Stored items
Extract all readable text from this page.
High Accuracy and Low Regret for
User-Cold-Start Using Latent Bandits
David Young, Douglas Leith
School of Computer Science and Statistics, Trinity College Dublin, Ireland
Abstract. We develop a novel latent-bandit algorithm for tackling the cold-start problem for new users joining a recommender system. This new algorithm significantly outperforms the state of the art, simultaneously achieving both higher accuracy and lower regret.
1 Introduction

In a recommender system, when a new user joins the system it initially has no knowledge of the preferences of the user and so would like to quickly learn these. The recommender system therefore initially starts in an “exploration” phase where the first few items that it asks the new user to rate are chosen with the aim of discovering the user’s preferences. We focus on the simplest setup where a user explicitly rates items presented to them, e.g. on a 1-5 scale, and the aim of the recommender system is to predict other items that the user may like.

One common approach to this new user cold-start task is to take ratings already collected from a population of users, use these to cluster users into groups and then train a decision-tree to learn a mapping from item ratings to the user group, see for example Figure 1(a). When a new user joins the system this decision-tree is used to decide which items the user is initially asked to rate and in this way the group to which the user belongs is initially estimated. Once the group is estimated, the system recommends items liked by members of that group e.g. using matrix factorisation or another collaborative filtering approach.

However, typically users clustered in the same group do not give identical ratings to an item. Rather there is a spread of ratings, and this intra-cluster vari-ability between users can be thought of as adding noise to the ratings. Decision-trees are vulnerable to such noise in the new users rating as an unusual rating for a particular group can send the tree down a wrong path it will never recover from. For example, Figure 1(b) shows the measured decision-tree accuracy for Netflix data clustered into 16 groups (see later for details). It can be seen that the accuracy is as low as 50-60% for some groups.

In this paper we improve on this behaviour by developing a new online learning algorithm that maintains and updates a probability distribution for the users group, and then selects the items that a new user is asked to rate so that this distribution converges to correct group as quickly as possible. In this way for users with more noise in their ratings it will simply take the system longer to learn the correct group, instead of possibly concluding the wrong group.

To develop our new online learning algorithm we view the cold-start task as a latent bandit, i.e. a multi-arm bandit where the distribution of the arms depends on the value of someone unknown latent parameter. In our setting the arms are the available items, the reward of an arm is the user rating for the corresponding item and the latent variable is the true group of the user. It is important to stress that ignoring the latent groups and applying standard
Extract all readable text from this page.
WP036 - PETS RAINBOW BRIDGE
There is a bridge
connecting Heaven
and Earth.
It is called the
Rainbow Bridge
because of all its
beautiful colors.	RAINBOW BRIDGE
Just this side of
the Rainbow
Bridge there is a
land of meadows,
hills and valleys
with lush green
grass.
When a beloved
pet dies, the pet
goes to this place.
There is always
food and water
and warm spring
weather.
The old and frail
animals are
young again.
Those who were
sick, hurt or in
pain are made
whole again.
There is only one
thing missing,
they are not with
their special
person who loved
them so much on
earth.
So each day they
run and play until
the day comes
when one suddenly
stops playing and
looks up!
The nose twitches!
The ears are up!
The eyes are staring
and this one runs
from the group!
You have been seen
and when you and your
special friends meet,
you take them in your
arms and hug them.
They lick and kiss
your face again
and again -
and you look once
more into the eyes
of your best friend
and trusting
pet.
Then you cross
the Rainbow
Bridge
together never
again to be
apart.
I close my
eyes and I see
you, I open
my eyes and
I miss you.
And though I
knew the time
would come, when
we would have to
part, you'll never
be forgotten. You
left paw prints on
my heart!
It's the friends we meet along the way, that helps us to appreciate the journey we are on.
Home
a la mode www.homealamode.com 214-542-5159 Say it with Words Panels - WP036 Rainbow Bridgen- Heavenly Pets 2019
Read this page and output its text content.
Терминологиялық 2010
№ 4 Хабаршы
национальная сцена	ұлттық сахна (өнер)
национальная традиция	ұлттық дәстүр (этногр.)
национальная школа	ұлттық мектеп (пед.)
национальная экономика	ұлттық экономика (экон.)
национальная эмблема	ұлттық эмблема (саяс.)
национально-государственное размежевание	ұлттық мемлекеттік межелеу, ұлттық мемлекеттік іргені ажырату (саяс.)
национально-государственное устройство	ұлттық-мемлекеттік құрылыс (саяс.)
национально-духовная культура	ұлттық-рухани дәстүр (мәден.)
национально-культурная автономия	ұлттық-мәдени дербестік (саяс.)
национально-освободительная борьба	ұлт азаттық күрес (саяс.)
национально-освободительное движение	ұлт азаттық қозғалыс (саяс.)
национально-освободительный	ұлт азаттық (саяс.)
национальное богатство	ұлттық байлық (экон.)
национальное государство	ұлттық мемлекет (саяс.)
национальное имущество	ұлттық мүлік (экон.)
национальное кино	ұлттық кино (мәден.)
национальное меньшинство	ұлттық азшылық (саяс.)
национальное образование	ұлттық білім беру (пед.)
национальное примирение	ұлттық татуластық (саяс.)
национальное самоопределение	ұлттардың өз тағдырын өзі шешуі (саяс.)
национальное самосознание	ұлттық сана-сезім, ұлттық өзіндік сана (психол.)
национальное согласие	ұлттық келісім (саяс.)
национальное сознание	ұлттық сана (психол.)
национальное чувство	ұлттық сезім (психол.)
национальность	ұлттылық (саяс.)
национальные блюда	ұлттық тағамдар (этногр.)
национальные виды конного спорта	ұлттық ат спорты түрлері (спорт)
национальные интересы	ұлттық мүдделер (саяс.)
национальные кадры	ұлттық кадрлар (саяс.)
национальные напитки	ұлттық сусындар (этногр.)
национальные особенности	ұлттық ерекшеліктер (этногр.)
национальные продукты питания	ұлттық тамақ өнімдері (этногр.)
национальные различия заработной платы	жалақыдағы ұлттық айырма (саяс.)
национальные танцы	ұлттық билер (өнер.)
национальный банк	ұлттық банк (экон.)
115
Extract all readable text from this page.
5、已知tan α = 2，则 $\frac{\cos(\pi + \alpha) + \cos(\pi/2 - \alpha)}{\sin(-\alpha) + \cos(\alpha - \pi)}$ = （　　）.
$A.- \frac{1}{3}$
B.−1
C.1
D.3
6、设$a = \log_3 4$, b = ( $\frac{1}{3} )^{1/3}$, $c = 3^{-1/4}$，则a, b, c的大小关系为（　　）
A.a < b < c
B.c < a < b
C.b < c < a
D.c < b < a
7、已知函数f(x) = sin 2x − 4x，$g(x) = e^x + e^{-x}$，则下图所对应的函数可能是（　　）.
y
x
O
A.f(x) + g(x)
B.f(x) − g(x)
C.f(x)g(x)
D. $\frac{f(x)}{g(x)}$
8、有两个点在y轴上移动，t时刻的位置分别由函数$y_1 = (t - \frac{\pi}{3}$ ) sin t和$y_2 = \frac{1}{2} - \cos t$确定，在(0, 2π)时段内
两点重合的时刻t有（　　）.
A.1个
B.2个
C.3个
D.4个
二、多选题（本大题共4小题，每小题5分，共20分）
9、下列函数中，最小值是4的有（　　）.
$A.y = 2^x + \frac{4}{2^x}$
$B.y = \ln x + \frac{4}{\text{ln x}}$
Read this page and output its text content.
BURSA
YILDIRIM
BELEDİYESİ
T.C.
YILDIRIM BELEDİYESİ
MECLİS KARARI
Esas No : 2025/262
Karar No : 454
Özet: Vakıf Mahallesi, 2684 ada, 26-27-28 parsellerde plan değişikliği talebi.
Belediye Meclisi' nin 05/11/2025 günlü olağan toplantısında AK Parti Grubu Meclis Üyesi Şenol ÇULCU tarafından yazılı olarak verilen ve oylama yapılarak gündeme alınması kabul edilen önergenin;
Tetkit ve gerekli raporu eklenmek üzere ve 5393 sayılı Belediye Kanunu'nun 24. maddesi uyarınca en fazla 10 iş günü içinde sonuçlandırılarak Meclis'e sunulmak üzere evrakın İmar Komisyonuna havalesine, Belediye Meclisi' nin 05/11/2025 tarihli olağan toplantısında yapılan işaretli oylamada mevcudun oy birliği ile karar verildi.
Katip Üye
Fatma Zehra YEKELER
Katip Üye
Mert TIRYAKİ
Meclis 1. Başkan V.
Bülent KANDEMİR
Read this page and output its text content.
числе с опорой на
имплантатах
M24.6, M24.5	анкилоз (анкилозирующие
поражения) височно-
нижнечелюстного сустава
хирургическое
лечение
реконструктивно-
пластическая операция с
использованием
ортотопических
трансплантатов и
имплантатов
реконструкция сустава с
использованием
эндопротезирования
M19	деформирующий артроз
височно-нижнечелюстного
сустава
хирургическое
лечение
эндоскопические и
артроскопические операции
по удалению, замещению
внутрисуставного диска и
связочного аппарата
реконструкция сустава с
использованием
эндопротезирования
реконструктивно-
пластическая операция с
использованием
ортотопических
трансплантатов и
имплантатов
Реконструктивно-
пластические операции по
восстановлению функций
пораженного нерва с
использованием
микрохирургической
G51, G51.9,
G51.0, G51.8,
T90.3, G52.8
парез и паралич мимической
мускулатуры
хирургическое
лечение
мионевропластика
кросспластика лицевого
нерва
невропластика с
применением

(Required work) Determine how many lines of the records above contain the word "сана", and report only that number.

(Solution to the exercise) 2